#### Dataset rows ####

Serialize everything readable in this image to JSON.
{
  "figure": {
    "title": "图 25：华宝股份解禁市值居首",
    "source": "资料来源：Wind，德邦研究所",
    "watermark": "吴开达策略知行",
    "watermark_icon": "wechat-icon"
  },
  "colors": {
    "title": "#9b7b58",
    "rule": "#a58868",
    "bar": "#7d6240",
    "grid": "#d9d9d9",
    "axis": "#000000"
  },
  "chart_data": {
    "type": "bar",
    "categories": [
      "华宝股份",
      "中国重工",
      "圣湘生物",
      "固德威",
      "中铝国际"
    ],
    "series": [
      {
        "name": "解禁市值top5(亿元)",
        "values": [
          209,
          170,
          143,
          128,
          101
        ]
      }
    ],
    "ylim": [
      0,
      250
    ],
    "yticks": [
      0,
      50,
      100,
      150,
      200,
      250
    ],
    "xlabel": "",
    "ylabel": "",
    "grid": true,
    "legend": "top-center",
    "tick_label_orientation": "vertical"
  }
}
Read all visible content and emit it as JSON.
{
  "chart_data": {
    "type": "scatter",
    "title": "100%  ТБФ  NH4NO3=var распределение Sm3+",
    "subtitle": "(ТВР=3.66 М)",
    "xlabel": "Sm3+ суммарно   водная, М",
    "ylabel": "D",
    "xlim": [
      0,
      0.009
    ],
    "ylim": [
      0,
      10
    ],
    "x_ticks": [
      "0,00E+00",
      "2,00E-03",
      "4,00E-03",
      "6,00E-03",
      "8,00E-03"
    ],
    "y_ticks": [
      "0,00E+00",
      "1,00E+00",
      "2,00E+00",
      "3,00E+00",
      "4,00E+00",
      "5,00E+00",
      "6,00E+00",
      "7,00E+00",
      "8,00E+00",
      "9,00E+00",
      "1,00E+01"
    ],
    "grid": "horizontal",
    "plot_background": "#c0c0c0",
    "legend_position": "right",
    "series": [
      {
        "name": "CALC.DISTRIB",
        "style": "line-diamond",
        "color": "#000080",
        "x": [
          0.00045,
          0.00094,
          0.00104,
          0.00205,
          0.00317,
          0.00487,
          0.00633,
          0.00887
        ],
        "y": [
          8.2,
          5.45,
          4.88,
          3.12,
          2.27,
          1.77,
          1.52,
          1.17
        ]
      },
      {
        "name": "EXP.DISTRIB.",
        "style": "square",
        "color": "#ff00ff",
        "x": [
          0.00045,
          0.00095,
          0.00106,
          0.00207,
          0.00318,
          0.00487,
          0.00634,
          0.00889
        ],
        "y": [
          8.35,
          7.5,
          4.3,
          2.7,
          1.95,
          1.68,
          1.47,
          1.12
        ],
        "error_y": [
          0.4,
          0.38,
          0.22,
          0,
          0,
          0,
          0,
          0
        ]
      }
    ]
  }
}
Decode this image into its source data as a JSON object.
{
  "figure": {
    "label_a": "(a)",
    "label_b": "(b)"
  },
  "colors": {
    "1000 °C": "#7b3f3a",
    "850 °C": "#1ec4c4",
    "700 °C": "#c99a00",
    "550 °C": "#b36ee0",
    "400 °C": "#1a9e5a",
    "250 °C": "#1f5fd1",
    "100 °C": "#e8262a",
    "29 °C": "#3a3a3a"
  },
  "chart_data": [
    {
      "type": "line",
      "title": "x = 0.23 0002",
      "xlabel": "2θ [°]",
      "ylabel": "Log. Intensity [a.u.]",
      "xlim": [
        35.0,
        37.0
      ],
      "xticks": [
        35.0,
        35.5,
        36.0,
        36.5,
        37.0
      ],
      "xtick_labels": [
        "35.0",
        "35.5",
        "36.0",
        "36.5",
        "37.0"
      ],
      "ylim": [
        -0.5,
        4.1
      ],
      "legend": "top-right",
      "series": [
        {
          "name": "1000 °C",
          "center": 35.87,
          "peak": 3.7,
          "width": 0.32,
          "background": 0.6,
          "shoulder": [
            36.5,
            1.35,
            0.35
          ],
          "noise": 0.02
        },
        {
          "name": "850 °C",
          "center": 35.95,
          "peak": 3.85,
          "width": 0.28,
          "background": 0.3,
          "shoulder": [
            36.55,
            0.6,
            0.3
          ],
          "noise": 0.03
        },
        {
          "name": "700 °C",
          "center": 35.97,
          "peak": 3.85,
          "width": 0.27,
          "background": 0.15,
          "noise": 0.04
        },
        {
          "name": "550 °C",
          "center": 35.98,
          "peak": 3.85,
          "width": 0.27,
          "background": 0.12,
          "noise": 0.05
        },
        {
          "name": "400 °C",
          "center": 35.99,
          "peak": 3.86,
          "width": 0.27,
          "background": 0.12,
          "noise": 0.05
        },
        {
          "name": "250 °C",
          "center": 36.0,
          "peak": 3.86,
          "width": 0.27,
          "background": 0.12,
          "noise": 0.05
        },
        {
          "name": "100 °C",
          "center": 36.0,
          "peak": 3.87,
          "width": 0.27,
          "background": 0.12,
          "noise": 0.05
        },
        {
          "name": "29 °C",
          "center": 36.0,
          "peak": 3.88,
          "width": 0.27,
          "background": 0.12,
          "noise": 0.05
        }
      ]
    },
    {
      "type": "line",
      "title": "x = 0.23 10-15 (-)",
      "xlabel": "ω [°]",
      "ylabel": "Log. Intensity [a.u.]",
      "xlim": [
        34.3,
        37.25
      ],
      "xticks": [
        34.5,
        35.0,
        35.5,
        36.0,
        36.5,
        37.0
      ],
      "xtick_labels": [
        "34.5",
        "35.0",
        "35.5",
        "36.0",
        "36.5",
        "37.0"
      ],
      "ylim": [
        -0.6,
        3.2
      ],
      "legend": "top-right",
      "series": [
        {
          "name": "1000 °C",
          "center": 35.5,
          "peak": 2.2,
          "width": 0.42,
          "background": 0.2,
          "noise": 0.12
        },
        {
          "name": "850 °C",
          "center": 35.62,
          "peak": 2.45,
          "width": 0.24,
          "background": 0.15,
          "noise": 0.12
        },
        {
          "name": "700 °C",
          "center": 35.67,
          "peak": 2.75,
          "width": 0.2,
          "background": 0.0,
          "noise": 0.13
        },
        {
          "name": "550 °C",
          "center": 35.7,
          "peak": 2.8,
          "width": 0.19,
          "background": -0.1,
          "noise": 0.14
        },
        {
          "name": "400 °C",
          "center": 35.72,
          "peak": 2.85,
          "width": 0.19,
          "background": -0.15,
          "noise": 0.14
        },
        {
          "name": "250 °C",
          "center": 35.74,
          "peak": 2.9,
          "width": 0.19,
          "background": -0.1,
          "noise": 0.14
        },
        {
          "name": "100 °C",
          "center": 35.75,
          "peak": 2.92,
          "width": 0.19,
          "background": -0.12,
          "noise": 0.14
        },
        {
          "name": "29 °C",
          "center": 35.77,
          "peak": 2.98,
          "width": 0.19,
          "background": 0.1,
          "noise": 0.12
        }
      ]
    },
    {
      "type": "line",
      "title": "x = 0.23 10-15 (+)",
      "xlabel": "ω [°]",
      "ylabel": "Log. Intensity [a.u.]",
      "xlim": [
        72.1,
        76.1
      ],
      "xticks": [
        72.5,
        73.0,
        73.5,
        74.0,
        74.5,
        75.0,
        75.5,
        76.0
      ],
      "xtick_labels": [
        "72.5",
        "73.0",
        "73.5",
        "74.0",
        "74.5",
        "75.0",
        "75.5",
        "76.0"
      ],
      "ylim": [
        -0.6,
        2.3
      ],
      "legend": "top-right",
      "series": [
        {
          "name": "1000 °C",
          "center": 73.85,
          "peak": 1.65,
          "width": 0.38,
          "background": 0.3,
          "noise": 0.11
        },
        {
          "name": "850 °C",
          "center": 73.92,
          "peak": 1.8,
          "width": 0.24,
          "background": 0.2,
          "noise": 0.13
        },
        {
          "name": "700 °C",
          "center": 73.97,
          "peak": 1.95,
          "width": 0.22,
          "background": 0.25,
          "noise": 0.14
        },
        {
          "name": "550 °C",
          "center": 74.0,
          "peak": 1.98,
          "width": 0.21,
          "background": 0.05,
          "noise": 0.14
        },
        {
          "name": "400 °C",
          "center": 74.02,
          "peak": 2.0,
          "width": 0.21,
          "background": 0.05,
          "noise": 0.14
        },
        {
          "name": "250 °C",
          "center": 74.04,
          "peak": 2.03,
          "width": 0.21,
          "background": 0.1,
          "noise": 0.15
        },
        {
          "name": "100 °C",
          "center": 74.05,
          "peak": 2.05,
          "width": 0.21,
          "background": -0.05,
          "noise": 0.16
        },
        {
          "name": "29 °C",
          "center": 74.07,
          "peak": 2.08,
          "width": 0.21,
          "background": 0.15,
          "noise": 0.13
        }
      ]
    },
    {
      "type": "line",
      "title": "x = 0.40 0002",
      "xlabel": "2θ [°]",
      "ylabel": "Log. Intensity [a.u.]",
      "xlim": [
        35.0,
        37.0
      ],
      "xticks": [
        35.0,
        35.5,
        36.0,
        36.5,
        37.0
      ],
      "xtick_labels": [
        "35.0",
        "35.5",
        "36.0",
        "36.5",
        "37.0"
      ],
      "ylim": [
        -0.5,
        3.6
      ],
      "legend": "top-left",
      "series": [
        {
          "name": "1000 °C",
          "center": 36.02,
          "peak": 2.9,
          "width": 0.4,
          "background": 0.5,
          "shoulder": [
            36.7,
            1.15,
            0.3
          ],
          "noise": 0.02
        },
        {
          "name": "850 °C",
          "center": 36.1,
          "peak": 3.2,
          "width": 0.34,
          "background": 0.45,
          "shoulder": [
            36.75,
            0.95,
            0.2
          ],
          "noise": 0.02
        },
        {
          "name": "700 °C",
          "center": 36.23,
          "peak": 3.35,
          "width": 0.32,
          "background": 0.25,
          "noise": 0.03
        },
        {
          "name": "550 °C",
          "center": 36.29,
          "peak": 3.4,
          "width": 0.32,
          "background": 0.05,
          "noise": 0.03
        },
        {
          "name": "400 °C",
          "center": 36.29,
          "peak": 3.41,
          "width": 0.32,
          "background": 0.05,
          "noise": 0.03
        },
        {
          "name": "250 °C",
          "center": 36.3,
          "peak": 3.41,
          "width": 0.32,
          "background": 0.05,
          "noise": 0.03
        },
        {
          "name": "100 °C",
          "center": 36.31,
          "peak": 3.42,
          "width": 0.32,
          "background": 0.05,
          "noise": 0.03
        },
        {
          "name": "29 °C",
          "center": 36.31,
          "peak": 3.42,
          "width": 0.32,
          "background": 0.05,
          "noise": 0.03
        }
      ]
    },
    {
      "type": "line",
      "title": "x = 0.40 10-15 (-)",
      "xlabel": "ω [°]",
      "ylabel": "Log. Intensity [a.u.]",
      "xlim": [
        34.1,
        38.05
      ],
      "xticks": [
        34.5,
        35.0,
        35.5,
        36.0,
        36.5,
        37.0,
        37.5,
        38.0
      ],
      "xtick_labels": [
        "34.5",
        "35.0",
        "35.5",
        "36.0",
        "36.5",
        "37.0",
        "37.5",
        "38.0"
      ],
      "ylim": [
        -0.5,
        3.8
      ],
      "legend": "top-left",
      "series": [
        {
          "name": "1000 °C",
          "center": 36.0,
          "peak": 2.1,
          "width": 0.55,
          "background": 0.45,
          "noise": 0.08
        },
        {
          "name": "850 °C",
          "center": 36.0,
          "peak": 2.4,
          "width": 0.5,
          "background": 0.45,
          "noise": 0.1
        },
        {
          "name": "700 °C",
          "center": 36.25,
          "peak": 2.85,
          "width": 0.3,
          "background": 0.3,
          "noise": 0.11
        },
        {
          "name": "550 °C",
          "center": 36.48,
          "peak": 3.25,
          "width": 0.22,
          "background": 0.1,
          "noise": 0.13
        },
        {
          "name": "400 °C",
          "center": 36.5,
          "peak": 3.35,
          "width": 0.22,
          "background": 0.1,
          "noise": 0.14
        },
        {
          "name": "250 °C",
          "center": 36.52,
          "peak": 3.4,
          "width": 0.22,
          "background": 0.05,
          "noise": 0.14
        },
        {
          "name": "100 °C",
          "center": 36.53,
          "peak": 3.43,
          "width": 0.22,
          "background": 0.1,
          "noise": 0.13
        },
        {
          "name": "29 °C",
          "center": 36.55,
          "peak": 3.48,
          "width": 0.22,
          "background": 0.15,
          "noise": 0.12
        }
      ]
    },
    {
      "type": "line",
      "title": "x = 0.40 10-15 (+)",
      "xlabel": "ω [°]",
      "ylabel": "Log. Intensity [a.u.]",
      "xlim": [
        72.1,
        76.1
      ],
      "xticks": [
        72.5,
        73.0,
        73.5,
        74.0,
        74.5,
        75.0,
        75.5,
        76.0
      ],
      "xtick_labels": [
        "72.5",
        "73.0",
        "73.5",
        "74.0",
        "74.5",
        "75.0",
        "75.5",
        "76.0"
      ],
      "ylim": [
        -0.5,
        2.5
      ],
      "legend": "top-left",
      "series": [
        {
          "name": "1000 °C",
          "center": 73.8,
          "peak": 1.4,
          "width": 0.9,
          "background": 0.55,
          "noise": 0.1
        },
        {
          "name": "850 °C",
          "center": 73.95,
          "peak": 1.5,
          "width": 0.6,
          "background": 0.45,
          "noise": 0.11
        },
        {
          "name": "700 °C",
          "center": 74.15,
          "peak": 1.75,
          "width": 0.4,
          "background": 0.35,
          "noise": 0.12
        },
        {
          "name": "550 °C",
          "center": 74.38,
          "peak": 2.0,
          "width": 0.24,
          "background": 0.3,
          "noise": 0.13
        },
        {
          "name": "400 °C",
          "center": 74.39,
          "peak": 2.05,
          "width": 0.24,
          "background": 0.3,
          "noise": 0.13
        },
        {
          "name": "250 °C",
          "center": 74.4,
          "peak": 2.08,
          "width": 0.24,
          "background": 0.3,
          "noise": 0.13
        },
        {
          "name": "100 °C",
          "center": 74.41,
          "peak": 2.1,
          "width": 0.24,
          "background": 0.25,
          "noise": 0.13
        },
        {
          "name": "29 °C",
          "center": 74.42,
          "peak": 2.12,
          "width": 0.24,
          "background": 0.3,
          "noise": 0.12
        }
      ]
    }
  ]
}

####

## What you should do
Locate the word "grid" in the entries, and copy every line where it is found.

## Output below
    "grid": "#d9d9d9",
    "grid": true,
    "grid": "horizontal",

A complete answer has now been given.